Return each entry exactly, with none missing.

---------- Listed records

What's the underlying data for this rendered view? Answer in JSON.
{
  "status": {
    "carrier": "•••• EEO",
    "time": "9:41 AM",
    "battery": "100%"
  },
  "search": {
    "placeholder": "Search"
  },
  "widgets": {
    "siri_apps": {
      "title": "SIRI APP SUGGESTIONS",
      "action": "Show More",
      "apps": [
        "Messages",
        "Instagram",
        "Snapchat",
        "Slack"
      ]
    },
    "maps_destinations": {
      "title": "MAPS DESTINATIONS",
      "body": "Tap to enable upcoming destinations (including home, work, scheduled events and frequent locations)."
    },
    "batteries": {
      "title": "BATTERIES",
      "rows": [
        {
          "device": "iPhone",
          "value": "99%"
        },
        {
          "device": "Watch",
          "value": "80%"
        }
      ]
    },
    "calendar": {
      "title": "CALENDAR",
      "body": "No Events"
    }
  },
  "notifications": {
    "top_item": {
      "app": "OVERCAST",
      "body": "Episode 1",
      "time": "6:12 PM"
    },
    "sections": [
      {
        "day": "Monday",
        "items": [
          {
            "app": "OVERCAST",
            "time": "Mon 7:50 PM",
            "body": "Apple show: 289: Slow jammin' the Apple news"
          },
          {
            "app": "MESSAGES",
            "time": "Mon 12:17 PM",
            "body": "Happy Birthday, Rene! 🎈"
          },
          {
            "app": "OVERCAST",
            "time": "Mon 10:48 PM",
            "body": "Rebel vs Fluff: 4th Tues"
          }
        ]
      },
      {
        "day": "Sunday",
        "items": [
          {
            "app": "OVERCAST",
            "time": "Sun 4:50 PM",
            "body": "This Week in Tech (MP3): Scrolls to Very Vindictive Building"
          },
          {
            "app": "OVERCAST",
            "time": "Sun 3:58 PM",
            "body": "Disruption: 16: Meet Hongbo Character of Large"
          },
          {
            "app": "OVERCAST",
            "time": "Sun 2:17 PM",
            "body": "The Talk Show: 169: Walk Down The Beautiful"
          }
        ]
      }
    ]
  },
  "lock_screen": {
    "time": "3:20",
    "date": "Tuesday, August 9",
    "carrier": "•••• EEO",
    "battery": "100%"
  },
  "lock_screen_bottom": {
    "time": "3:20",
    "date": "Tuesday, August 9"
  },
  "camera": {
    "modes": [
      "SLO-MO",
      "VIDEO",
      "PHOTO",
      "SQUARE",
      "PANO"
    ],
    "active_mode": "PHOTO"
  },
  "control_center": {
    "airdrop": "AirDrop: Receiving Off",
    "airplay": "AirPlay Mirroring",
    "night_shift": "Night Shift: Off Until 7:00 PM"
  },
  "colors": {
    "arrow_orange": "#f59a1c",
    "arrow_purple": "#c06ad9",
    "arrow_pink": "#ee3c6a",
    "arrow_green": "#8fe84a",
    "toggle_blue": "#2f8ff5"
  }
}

--------------------

▶ **Finished answer**
What's the underlying data for this rendered view? Answer in JSON.
{
  "status": {
    "carrier": "•••• EEO",
    "time": "9:41 AM",
    "battery": "100%"
  },
  "search": {
    "placeholder": "Search"
  },
  "widgets": {
    "siri_apps": {
      "title": "SIRI APP SUGGESTIONS",
      "action": "Show More",
      "apps": [
        "Messages",
        "Instagram",
        "Snapchat",
        "Slack"
      ]
    },
    "maps_destinations": {
      "title": "MAPS DESTINATIONS",
      "body": "Tap to enable upcoming destinations (including home, work, scheduled events and frequent locations)."
    },
    "batteries": {
      "title": "BATTERIES",
      "rows": [
        {
          "device": "iPhone",
          "value": "99%"
        },
        {
          "device": "Watch",
          "value": "80%"
        }
      ]
    },
    "calendar": {
      "title": "CALENDAR",
      "body": "No Events"
    }
  },
  "notifications": {
    "top_item": {
      "app": "OVERCAST",
      "body": "Episode 1",
      "time": "6:12 PM"
    },
    "sections": [
      {
        "day": "Monday",
        "items": [
          {
            "app": "OVERCAST",
            "time": "Mon 7:50 PM",
            "body": "Apple show: 289: Slow jammin' the Apple news"
          },
          {
            "app": "MESSAGES",
            "time": "Mon 12:17 PM",
            "body": "Happy Birthday, Rene! 🎈"
          },
          {
            "app": "OVERCAST",
            "time": "Mon 10:48 PM",
            "body": "Rebel vs Fluff: 4th Tues"
          }
        ]
      },
      {
        "day": "Sunday",
        "items": [
          {
            "app": "OVERCAST",
            "time": "Sun 4:50 PM",
            "body": "This Week in Tech (MP3): Scrolls to Very Vindictive Building"
          },
          {
            "app": "OVERCAST",
            "time": "Sun 3:58 PM",
            "body": "Disruption: 16: Meet Hongbo Character of Large"
          },
          {
            "app": "OVERCAST",
            "time": "Sun 2:17 PM",
            "body": "The Talk Show: 169: Walk Down The Beautiful"
          }
        ]
      }
    ]
  },
  "lock_screen": {
    "time": "3:20",
    "date": "Tuesday, August 9",
    "carrier": "•••• EEO",
    "battery": "100%"
  },
  "lock_screen_bottom": {
    "time": "3:20",
    "date": "Tuesday, August 9"
  },
  "camera": {
    "modes": [
      "SLO-MO",
      "VIDEO",
      "PHOTO",
      "SQUARE",
      "PANO"
    ],
    "active_mode": "PHOTO"
  },
  "control_center": {
    "airdrop": "AirDrop: Receiving Off",
    "airplay": "AirPlay Mirroring",
    "night_shift": "Night Shift: Off Until 7:00 PM"
  },
  "colors": {
    "arrow_orange": "#f59a1c",
    "arrow_purple": "#c06ad9",
    "arrow_pink": "#ee3c6a",
    "arrow_green": "#8fe84a",
    "toggle_blue": "#2f8ff5"
  }
}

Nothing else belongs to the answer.